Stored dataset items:

****

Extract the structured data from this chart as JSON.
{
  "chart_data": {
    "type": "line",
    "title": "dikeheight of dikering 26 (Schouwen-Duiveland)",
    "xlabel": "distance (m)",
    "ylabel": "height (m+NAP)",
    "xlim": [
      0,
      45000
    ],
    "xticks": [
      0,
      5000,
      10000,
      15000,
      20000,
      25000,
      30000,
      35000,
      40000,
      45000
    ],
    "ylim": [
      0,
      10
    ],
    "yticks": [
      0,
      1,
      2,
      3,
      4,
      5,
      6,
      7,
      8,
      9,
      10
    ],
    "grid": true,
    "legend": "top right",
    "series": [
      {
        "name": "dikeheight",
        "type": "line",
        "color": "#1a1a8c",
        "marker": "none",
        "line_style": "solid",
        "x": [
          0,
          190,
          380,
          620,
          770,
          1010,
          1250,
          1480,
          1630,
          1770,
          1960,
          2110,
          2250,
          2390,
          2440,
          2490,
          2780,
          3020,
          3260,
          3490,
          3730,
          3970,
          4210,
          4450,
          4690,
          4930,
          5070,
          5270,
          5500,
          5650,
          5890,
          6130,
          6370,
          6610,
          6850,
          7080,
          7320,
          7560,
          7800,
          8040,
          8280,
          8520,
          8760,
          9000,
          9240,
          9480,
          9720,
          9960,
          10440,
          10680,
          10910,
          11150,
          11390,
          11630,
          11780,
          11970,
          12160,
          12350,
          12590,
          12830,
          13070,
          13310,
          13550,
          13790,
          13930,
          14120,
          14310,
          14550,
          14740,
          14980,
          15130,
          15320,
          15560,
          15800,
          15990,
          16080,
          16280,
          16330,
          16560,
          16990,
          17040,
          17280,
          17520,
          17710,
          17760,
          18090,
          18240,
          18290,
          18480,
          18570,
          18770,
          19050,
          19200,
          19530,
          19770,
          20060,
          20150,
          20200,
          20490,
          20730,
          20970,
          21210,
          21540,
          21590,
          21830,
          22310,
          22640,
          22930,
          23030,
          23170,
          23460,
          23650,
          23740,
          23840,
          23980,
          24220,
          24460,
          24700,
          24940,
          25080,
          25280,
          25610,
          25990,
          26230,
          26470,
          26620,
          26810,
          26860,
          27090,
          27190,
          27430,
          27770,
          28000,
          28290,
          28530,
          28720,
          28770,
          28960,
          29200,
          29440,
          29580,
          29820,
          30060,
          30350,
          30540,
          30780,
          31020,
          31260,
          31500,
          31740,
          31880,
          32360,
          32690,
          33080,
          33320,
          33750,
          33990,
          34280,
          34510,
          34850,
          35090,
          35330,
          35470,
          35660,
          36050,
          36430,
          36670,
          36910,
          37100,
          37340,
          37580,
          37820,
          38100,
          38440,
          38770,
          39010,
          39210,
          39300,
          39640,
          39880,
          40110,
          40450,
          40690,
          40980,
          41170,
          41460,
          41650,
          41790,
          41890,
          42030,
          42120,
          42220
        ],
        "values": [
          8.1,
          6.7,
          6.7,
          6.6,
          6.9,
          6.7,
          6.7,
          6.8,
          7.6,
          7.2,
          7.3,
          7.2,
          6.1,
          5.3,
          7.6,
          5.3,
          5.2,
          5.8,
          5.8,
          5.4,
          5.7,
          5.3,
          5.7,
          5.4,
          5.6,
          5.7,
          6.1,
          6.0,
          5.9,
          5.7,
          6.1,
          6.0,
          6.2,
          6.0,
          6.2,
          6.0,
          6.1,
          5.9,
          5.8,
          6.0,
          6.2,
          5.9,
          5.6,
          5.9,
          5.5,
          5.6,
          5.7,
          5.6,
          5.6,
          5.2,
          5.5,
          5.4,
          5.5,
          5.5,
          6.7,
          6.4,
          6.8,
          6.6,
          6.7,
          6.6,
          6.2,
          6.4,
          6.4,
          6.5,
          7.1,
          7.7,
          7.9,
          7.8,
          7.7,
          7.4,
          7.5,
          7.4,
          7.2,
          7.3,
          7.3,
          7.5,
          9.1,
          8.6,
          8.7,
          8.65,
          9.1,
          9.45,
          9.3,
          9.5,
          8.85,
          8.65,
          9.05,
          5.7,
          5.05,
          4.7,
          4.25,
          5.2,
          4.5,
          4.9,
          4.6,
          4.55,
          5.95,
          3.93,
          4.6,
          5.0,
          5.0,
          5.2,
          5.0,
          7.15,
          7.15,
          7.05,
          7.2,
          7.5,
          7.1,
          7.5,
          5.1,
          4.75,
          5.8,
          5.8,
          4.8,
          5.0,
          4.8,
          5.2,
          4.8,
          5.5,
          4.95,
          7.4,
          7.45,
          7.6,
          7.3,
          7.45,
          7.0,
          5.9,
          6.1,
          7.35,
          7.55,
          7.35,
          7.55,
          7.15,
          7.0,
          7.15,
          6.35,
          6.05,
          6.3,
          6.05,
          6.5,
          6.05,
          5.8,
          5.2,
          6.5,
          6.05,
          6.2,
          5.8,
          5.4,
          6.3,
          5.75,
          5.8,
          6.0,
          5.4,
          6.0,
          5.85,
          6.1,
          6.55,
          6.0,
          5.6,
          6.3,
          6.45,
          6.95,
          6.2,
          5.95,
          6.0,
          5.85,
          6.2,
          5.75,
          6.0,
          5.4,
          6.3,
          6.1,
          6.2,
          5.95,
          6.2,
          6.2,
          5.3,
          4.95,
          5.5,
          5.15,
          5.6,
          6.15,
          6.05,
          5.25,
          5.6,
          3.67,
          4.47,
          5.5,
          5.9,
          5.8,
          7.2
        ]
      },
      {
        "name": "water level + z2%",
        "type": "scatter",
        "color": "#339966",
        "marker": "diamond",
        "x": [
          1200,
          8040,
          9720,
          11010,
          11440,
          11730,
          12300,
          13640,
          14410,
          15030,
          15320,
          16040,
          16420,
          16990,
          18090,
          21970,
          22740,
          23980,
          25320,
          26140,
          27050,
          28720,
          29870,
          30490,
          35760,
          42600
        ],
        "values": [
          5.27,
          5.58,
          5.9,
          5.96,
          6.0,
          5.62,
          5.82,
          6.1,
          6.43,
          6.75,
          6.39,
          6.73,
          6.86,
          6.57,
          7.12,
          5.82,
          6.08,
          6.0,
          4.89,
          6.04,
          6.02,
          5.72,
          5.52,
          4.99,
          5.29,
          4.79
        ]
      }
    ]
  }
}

****

■ **What to do**: Copy out each line of the records where the string "name" appears.

■ **Correct answer**:
        "name": "dikeheight",
        "name": "water level + z2%",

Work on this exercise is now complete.